§ **Dataset items**:
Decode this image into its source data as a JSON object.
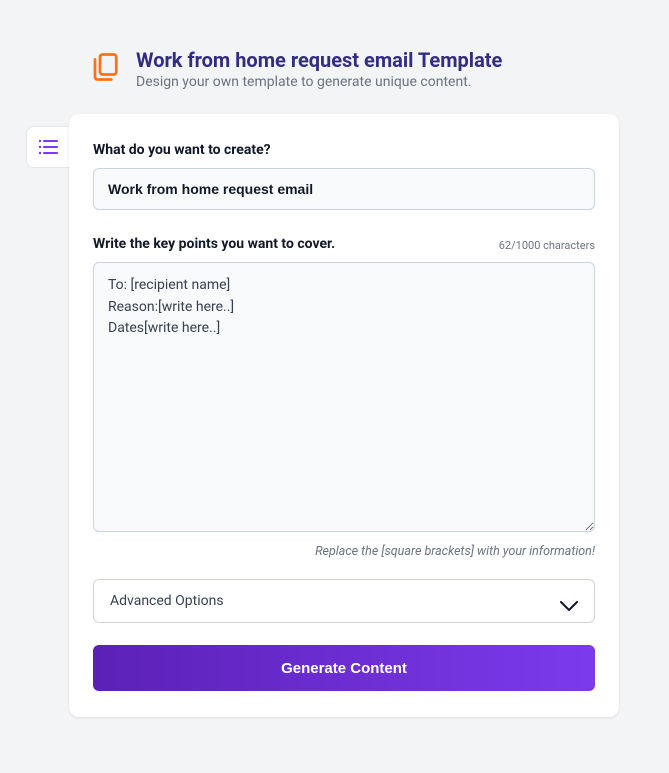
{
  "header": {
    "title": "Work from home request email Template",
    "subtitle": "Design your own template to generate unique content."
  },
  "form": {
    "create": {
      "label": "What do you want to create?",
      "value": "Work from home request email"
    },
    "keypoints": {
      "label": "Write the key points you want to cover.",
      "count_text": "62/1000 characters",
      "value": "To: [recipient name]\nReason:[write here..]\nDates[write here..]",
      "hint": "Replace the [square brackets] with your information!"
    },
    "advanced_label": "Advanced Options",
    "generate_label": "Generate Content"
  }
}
==
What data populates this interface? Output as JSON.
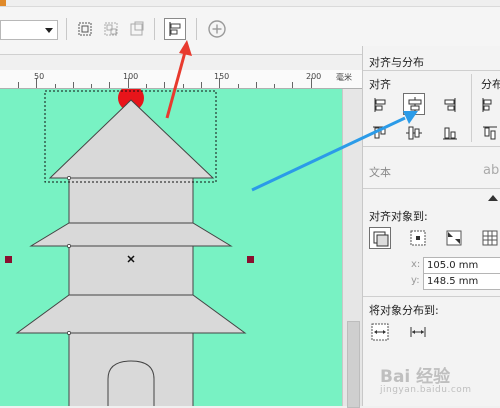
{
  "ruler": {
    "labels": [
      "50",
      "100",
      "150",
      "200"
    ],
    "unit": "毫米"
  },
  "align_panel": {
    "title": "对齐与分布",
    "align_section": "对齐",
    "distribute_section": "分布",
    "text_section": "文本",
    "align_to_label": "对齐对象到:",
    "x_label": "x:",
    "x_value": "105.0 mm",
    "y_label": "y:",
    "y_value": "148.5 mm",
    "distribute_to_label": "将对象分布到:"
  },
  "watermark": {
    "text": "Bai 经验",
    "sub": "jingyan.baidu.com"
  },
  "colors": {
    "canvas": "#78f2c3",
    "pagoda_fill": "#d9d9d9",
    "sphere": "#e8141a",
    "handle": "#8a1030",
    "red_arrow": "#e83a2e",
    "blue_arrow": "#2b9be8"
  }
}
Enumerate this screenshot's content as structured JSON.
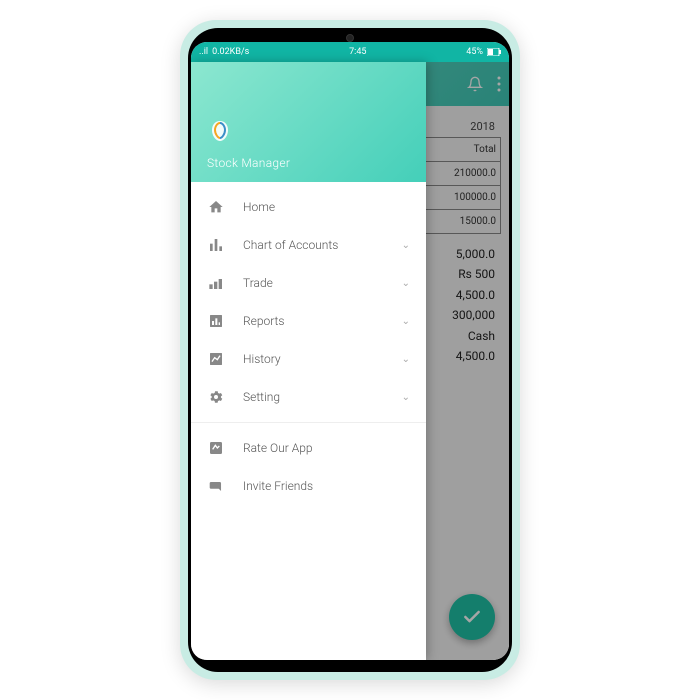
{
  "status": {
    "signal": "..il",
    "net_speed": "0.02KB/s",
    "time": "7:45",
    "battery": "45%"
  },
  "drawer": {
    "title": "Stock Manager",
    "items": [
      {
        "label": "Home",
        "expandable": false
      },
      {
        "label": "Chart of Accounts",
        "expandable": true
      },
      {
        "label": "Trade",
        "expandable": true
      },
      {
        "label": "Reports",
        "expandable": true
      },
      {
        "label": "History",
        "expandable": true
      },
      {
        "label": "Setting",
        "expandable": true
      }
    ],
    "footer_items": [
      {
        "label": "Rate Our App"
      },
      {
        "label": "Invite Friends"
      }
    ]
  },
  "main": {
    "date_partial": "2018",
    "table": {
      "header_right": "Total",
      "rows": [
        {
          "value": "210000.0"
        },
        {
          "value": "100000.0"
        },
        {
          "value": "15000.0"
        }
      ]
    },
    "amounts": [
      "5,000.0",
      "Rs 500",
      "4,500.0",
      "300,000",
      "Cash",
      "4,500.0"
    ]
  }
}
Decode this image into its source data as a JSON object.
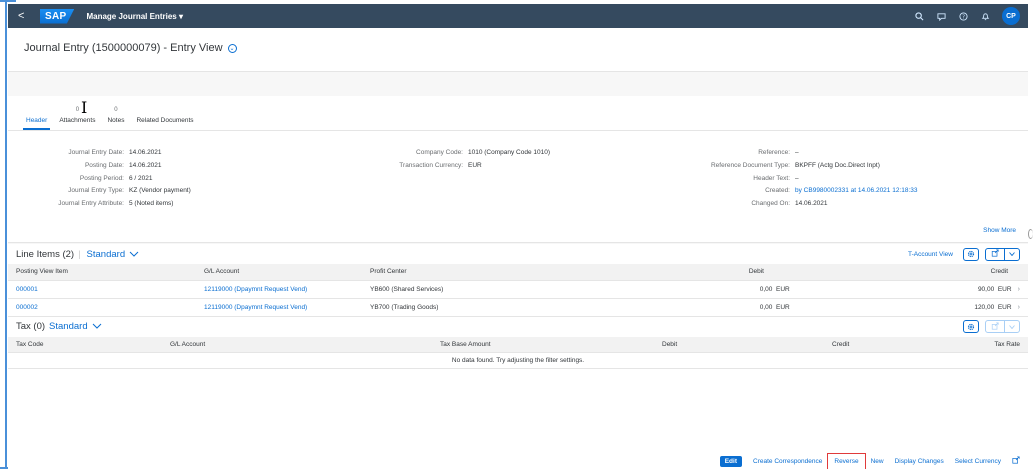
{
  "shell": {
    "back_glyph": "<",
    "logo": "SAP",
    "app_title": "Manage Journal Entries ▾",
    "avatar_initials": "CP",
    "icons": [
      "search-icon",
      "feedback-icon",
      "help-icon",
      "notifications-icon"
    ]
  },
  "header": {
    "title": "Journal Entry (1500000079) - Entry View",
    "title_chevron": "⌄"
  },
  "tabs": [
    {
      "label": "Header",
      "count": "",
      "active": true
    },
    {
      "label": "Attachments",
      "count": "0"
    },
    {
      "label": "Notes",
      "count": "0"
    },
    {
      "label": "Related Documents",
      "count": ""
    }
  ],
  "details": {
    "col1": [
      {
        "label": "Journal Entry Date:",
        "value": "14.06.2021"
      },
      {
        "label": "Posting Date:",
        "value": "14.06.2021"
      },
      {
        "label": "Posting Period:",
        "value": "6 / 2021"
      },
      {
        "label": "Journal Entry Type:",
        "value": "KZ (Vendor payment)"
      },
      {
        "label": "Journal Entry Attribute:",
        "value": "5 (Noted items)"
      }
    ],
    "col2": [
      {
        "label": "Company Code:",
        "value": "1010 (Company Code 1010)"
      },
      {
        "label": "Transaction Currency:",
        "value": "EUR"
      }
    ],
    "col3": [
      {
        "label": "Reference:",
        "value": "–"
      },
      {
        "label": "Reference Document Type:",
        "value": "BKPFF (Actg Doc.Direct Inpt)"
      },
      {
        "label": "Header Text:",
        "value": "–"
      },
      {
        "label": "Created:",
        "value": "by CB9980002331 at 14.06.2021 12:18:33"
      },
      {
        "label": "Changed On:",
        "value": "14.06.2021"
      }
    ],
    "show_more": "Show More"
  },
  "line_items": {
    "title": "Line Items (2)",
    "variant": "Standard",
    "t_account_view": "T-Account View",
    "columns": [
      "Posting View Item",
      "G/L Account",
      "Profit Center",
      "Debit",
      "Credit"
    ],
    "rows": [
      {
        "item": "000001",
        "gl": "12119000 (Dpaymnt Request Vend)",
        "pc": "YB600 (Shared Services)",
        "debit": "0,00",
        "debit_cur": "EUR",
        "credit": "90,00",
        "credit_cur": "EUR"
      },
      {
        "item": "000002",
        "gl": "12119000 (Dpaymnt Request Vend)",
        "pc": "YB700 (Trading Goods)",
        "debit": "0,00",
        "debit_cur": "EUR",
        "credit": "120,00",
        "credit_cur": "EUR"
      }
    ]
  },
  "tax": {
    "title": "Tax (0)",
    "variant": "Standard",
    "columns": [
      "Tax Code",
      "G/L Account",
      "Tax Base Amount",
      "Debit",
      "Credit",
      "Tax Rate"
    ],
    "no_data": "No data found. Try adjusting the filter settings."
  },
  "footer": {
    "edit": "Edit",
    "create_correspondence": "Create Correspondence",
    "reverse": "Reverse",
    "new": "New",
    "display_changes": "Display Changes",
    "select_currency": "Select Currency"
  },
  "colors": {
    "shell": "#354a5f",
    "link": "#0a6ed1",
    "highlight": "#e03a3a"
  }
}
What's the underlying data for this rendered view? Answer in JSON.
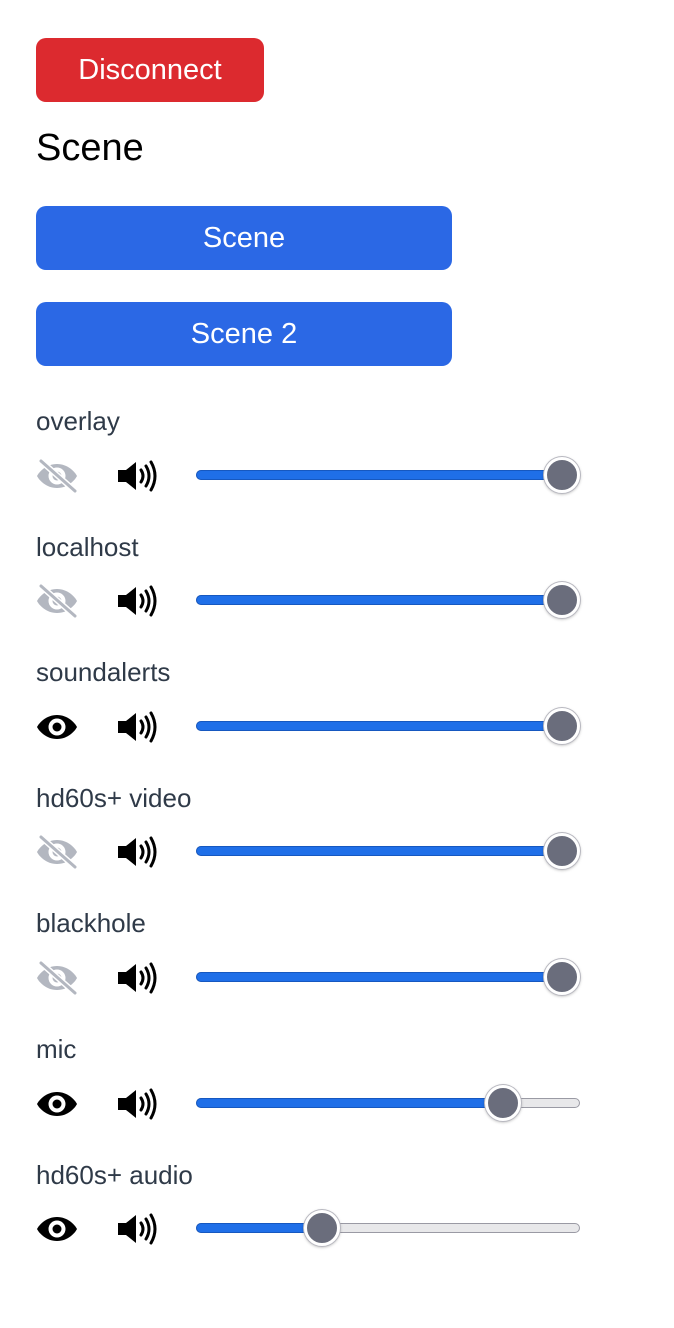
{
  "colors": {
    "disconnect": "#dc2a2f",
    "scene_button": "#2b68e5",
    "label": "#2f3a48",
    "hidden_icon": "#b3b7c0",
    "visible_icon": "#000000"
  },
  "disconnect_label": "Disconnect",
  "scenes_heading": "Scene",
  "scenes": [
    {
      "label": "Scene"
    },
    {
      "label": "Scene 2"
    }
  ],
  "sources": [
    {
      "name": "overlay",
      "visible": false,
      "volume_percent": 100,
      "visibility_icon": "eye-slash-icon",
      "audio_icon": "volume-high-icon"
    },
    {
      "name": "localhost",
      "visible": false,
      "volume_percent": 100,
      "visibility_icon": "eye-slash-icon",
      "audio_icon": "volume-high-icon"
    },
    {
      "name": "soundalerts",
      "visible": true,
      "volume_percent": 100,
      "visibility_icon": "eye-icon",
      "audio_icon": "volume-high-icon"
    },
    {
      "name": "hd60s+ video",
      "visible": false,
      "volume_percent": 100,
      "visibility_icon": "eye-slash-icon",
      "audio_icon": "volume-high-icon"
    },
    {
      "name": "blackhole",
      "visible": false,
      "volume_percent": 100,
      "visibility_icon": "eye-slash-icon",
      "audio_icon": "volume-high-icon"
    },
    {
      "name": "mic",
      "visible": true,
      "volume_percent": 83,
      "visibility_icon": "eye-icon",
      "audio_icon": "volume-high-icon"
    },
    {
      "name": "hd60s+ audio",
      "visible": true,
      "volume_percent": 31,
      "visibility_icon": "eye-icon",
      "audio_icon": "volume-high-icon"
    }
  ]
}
---
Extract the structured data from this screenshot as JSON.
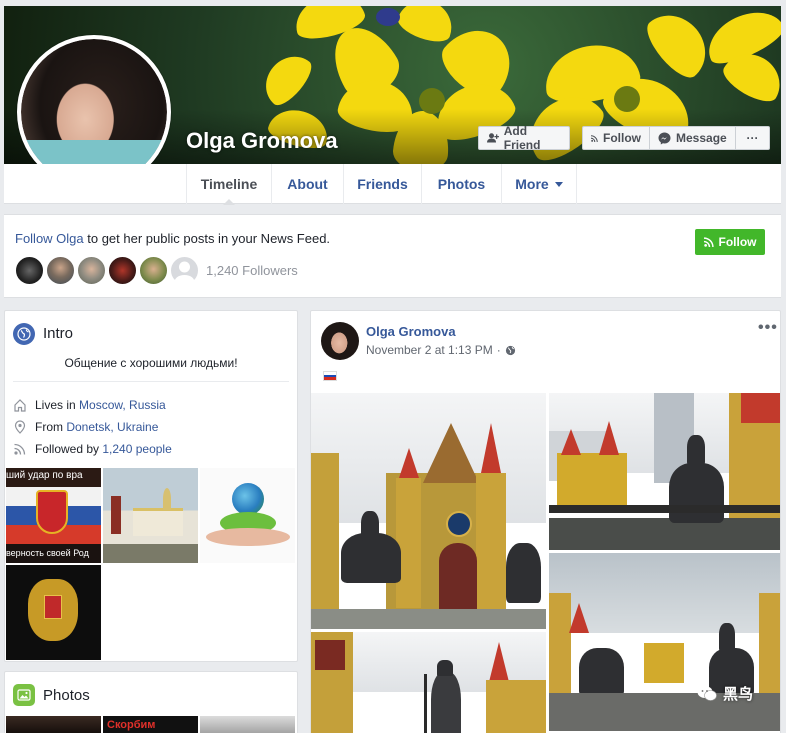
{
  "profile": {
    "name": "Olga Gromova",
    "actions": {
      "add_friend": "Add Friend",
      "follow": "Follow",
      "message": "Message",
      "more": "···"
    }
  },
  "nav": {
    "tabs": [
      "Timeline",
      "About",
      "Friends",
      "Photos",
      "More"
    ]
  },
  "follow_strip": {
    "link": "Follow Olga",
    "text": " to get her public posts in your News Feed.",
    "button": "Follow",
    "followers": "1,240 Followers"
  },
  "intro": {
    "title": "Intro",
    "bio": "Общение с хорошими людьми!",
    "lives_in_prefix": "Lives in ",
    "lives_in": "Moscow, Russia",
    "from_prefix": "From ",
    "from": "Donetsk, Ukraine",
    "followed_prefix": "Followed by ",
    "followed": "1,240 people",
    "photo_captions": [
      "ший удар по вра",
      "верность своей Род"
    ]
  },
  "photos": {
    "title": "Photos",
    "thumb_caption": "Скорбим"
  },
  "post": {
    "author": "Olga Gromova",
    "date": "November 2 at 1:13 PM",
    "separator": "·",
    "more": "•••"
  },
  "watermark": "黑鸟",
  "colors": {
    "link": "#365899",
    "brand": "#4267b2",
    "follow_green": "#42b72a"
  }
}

§ **Work instructions**:
Copy each line of the records that contains the word "JSON".

§ **In response**:
Decode this image into its source data as a JSON object.
What data populates this interface? Output as JSON.
Enumerate this screenshot's content as structured JSON.
Decode this image into its source data as a JSON object.
What's the underlying data for this rendered view? Answer in JSON.
Extract the structured data from this screenshot as JSON.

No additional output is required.